## Start Data excerpts
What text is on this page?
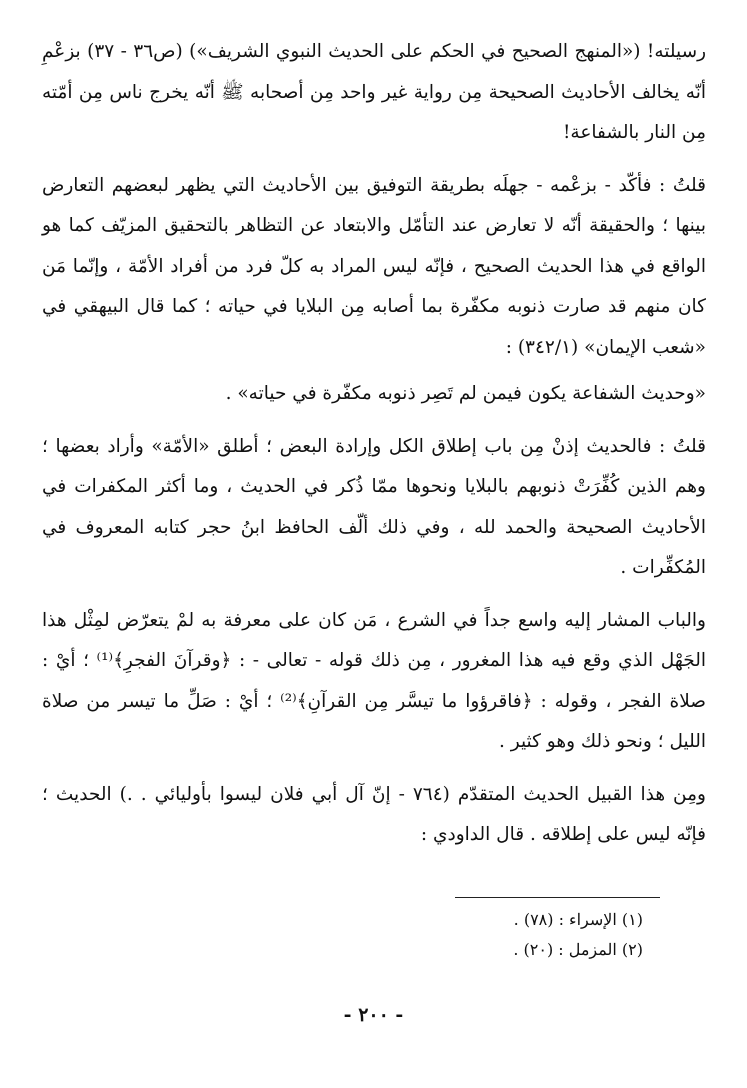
رسيلته! («المنهج الصحيح في الحكم على الحديث النبوي الشريف») (ص٣٦ - ٣٧) بزعْمِ أنّه يخالف الأحاديث الصحيحة مِن رواية غير واحد مِن أصحابه ﷺ أنّه يخرج ناس مِن أمّته مِن النار بالشفاعة!

قلتُ : فأكّد - بزعْمه - جهلَه بطريقة التوفيق بين الأحاديث التي يظهر لبعضهم التعارض بينها ؛ والحقيقة أنّه لا تعارض عند التأمّل والابتعاد عن التظاهر بالتحقيق المزيّف كما هو الواقع في هذا الحديث الصحيح ، فإنّه ليس المراد به كلّ فرد من أفراد الأمّة ، وإنّما مَن كان منهم قد صارت ذنوبه مكفّرة بما أصابه مِن البلايا في حياته ؛ كما قال البيهقي في «شعب الإيمان» (٣٤٢/١) :

«وحديث الشفاعة يكون فيمن لم تَصِر ذنوبه مكفّرة في حياته» .

قلتُ : فالحديث إذنْ مِن باب إطلاق الكل وإرادة البعض ؛ أطلق «الأمّة» وأراد بعضها ؛ وهم الذين كُفِّرَتْ ذنوبهم بالبلايا ونحوها ممّا ذُكر في الحديث ، وما أكثر المكفرات في الأحاديث الصحيحة والحمد لله ، وفي ذلك ألّف الحافظ ابنُ حجر كتابه المعروف في المُكفِّرات .

والباب المشار إليه واسع جداً في الشرع ، مَن كان على معرفة به لمْ يتعرّض لمِثْل هذا الجَهْل الذي وقع فيه هذا المغرور ، مِن ذلك قوله - تعالى - : ﴿وقرآنَ الفجرِ﴾⁽¹⁾ ؛ أيْ : صلاة الفجر ، وقوله : ﴿فاقرؤوا ما تيسَّر مِن القرآنِ﴾⁽²⁾ ؛ أيْ : صَلِّ ما تيسر من صلاة الليل ؛ ونحو ذلك وهو كثير .

ومِن هذا القبيل الحديث المتقدّم (٧٦٤ - إنّ آل أبي فلان ليسوا بأوليائي . .) الحديث ؛ فإنّه ليس على إطلاقه . قال الداودي :

(١) الإسراء : (٧٨) .
(٢) المزمل : (٢٠) .
- ٢٠٠ -
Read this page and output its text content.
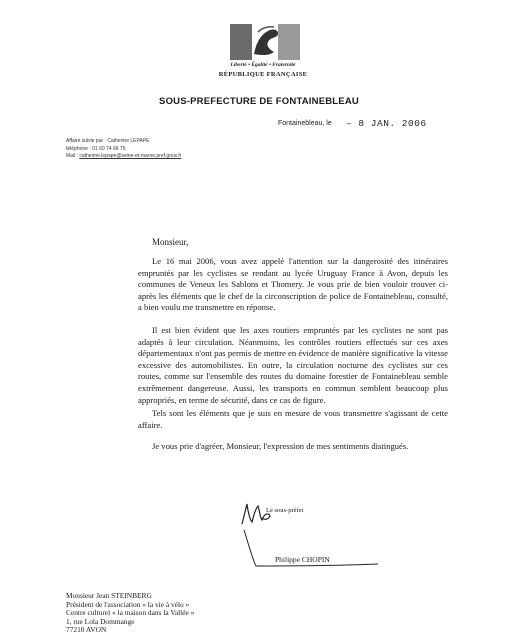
Liberté • Égalité • Fraternité
RÉPUBLIQUE FRANÇAISE
SOUS-PREFECTURE DE FONTAINEBLEAU
Affaire suivie par : Catherine LEPAPE
téléphone : 01 60 74 66 75
Mail : catherine.lepape@seine-et-marne.pref.gouv.fr
Fontainebleau, le – 8 JAN. 2006
Monsieur,
Le 16 mai 2006, vous avez appelé l'attention sur la dangerosité des itinéraires empruntés par les cyclistes se rendant au lycée Uruguay France à Avon, depuis les communes de Veneux les Sablons et Thomery. Je vous prie de bien vouloir trouver ci-après les éléments que le chef de la circonscription de police de Fontainebleau, consulté, a bien voulu me transmettre en réponse.
Il est bien évident que les axes routiers empruntés par les cyclistes ne sont pas adaptés à leur circulation. Néanmoins, les contrôles routiers effectués sur ces axes départementaux n'ont pas permis de mettre en évidence de manière significative la vitesse excessive des automobilistes. En outre, la circulation nocturne des cyclistes sur ces routes, comme sur l'ensemble des routes du domaine forestier de Fontainebleau semble extrêmement dangereuse. Aussi, les transports en commun semblent beaucoup plus appropriés, en terme de sécurité, dans ce cas de figure.
Tels sont les éléments que je suis en mesure de vous transmettre s'agissant de cette affaire.
Je vous prie d'agréer, Monsieur, l'expression de mes sentiments distingués.
Le sous-préfet
Philippe CHOPIN
Monsieur Jean STEINBERG
Président de l'association « la vie à vélo »
Centre culturel « la maison dans la Vallée »
1, rue Lola Dommange
77210 AVON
## End Data excerpts
Requirements: Copy out all the entries exactly. Images stay out of the copy.

Answer for this exercise:
What text is on this page?
رسيلته! («المنهج الصحيح في الحكم على الحديث النبوي الشريف») (ص٣٦ - ٣٧) بزعْمِ أنّه يخالف الأحاديث الصحيحة مِن رواية غير واحد مِن أصحابه ﷺ أنّه يخرج ناس مِن أمّته مِن النار بالشفاعة!

قلتُ : فأكّد - بزعْمه - جهلَه بطريقة التوفيق بين الأحاديث التي يظهر لبعضهم التعارض بينها ؛ والحقيقة أنّه لا تعارض عند التأمّل والابتعاد عن التظاهر بالتحقيق المزيّف كما هو الواقع في هذا الحديث الصحيح ، فإنّه ليس المراد به كلّ فرد من أفراد الأمّة ، وإنّما مَن كان منهم قد صارت ذنوبه مكفّرة بما أصابه مِن البلايا في حياته ؛ كما قال البيهقي في «شعب الإيمان» (٣٤٢/١) :

«وحديث الشفاعة يكون فيمن لم تَصِر ذنوبه مكفّرة في حياته» .

قلتُ : فالحديث إذنْ مِن باب إطلاق الكل وإرادة البعض ؛ أطلق «الأمّة» وأراد بعضها ؛ وهم الذين كُفِّرَتْ ذنوبهم بالبلايا ونحوها ممّا ذُكر في الحديث ، وما أكثر المكفرات في الأحاديث الصحيحة والحمد لله ، وفي ذلك ألّف الحافظ ابنُ حجر كتابه المعروف في المُكفِّرات .

والباب المشار إليه واسع جداً في الشرع ، مَن كان على معرفة به لمْ يتعرّض لمِثْل هذا الجَهْل الذي وقع فيه هذا المغرور ، مِن ذلك قوله - تعالى - : ﴿وقرآنَ الفجرِ﴾⁽¹⁾ ؛ أيْ : صلاة الفجر ، وقوله : ﴿فاقرؤوا ما تيسَّر مِن القرآنِ﴾⁽²⁾ ؛ أيْ : صَلِّ ما تيسر من صلاة الليل ؛ ونحو ذلك وهو كثير .

ومِن هذا القبيل الحديث المتقدّم (٧٦٤ - إنّ آل أبي فلان ليسوا بأوليائي . .) الحديث ؛ فإنّه ليس على إطلاقه . قال الداودي :

(١) الإسراء : (٧٨) .
(٢) المزمل : (٢٠) .
- ٢٠٠ -
Read this page and output its text content.
Liberté • Égalité • Fraternité
RÉPUBLIQUE FRANÇAISE
SOUS-PREFECTURE DE FONTAINEBLEAU
Affaire suivie par : Catherine LEPAPE
téléphone : 01 60 74 66 75
Mail : catherine.lepape@seine-et-marne.pref.gouv.fr
Fontainebleau, le – 8 JAN. 2006
Monsieur,
Le 16 mai 2006, vous avez appelé l'attention sur la dangerosité des itinéraires empruntés par les cyclistes se rendant au lycée Uruguay France à Avon, depuis les communes de Veneux les Sablons et Thomery. Je vous prie de bien vouloir trouver ci-après les éléments que le chef de la circonscription de police de Fontainebleau, consulté, a bien voulu me transmettre en réponse.
Il est bien évident que les axes routiers empruntés par les cyclistes ne sont pas adaptés à leur circulation. Néanmoins, les contrôles routiers effectués sur ces axes départementaux n'ont pas permis de mettre en évidence de manière significative la vitesse excessive des automobilistes. En outre, la circulation nocturne des cyclistes sur ces routes, comme sur l'ensemble des routes du domaine forestier de Fontainebleau semble extrêmement dangereuse. Aussi, les transports en commun semblent beaucoup plus appropriés, en terme de sécurité, dans ce cas de figure.
Tels sont les éléments que je suis en mesure de vous transmettre s'agissant de cette affaire.
Je vous prie d'agréer, Monsieur, l'expression de mes sentiments distingués.
Le sous-préfet
Philippe CHOPIN
Monsieur Jean STEINBERG
Président de l'association « la vie à vélo »
Centre culturel « la maison dans la Vallée »
1, rue Lola Dommange
77210 AVON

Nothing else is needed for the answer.